**Instruction:** Go through the entries below and copy each line containing the word "Equity".

(Figure data in JSON)
++++++++++++++++++++

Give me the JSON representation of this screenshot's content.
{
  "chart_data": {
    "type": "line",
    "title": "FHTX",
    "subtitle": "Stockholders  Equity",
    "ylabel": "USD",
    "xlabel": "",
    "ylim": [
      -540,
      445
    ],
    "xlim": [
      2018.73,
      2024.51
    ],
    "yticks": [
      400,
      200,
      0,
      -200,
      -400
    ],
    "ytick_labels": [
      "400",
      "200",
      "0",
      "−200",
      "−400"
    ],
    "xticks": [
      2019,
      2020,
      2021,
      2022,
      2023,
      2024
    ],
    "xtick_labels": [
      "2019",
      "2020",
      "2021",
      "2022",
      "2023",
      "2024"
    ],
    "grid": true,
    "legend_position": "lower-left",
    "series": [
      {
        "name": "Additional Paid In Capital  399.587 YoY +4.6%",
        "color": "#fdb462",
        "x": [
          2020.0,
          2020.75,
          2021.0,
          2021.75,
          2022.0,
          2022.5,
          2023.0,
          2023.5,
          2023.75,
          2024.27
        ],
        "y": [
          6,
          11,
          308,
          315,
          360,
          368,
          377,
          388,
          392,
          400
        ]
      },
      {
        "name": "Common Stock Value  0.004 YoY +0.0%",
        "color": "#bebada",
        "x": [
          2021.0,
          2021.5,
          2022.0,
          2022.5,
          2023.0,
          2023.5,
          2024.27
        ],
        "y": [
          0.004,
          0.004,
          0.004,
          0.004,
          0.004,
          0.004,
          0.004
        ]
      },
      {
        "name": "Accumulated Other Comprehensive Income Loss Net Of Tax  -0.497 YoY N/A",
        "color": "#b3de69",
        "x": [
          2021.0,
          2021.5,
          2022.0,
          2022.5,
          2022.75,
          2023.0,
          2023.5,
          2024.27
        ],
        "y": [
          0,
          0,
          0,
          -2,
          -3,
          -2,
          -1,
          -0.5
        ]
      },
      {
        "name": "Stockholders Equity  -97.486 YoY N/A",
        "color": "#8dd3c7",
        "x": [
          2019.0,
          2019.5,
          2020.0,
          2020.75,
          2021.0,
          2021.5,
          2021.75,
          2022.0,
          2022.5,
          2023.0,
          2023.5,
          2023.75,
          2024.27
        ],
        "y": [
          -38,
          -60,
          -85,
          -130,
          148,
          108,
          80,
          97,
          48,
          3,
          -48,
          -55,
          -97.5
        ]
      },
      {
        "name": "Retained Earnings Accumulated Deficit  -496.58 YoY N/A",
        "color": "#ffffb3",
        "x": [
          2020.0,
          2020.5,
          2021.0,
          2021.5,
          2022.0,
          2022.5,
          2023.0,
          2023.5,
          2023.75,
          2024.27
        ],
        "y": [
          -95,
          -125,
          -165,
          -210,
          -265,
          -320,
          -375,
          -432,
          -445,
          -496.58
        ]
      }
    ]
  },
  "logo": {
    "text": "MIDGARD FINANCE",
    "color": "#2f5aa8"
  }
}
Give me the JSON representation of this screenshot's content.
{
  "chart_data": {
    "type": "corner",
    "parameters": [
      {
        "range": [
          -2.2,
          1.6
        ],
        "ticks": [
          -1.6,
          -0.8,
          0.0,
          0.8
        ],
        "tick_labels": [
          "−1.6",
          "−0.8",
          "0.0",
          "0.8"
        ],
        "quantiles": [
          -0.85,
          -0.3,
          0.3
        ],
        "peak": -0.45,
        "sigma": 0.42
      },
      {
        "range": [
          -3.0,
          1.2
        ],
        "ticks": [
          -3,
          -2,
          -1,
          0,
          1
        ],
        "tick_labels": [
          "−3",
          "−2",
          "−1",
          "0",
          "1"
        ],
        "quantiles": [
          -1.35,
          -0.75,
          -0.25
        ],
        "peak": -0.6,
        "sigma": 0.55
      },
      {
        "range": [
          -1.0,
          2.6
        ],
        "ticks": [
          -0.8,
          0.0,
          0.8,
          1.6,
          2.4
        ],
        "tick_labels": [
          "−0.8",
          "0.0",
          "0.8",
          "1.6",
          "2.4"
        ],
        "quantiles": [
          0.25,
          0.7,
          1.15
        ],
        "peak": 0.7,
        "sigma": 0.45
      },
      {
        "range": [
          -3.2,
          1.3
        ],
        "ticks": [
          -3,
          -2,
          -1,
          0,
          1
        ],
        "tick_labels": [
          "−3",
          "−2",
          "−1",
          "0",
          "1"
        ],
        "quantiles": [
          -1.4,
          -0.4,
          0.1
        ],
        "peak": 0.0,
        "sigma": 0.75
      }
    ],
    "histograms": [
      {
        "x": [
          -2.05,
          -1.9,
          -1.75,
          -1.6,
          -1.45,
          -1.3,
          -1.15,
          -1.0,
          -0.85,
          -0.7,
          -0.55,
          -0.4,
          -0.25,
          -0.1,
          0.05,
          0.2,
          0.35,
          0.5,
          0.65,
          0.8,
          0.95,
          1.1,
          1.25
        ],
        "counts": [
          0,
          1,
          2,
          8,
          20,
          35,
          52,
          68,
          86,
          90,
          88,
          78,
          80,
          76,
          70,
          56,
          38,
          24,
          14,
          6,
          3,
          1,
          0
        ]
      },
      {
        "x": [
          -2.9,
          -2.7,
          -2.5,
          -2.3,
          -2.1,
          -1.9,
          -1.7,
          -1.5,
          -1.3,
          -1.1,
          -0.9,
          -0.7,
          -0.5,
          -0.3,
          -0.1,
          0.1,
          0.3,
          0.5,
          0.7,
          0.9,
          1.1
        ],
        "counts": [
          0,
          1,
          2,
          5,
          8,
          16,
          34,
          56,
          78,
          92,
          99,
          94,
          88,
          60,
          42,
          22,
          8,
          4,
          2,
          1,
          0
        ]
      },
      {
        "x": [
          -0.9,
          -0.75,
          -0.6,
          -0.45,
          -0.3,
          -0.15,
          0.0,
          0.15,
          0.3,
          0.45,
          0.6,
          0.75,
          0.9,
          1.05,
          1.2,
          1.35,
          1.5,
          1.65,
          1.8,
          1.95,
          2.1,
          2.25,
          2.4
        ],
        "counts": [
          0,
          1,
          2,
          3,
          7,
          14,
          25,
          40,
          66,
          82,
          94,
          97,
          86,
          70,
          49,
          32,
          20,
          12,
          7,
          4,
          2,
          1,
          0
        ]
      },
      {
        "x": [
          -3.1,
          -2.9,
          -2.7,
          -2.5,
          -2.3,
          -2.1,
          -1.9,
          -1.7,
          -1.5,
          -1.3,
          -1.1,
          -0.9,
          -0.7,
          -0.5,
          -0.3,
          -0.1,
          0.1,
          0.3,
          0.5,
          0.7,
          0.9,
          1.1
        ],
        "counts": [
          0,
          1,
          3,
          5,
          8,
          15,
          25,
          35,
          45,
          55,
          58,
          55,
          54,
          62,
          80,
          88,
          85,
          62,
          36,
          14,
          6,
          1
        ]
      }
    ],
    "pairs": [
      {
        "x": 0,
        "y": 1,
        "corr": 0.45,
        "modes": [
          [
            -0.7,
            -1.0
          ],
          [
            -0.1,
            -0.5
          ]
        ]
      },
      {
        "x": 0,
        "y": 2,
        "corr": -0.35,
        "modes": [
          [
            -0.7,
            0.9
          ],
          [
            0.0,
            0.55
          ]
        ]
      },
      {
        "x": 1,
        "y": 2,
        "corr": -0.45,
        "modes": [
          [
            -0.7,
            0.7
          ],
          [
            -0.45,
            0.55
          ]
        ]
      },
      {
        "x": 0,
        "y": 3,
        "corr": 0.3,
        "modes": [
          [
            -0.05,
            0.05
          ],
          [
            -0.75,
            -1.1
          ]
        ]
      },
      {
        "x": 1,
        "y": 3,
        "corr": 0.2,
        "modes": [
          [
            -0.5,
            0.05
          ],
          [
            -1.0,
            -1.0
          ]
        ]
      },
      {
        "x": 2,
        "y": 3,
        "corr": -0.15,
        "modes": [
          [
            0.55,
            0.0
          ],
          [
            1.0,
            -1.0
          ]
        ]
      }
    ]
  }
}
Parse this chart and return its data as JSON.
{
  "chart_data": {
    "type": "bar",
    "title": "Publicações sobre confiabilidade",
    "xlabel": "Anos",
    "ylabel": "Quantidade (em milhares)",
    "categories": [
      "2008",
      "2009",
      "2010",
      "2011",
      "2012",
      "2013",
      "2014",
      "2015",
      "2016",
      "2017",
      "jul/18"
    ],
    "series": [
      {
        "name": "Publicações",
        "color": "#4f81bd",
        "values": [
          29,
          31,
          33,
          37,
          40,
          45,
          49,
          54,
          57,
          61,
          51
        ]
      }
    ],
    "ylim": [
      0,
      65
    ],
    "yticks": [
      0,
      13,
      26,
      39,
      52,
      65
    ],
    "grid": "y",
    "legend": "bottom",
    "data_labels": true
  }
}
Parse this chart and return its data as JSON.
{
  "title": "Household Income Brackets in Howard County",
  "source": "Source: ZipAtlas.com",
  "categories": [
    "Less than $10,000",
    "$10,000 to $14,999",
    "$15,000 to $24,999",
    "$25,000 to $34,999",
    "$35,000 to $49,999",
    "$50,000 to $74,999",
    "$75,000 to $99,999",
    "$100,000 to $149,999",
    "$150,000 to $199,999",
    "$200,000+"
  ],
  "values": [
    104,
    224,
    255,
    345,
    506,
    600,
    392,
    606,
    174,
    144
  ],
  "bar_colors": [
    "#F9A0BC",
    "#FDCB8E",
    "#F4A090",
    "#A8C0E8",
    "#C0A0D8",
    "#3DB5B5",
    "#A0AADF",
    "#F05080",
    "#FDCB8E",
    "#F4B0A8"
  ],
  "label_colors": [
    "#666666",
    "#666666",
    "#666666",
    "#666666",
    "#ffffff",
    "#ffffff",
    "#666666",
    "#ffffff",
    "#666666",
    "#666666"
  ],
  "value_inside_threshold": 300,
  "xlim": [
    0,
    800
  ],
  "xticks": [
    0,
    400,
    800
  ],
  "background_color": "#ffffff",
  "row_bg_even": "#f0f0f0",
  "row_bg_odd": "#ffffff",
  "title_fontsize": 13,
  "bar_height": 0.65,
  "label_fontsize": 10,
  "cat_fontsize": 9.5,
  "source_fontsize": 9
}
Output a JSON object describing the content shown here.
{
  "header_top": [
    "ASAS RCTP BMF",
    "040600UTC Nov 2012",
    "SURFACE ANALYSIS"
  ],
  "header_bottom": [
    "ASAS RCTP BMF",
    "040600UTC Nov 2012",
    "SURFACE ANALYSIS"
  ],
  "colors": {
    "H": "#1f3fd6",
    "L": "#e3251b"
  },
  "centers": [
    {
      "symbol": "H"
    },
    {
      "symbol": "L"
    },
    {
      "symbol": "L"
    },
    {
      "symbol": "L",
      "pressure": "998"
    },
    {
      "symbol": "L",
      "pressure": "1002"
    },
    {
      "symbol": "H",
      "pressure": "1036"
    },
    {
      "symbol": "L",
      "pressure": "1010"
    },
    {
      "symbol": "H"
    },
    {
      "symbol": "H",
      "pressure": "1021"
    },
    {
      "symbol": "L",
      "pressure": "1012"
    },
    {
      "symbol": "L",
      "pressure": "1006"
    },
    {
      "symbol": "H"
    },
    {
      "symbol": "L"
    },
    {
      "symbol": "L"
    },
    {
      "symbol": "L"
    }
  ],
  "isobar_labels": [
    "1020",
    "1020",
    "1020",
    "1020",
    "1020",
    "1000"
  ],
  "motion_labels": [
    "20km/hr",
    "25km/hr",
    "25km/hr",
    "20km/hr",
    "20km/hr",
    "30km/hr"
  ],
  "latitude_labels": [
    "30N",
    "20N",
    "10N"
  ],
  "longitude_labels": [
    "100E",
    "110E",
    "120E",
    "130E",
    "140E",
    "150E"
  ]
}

++++++++++++++++++++

**Exercise solution:**
    "subtitle": "Stockholders  Equity",
        "name": "Stockholders Equity  -97.486 YoY N/A",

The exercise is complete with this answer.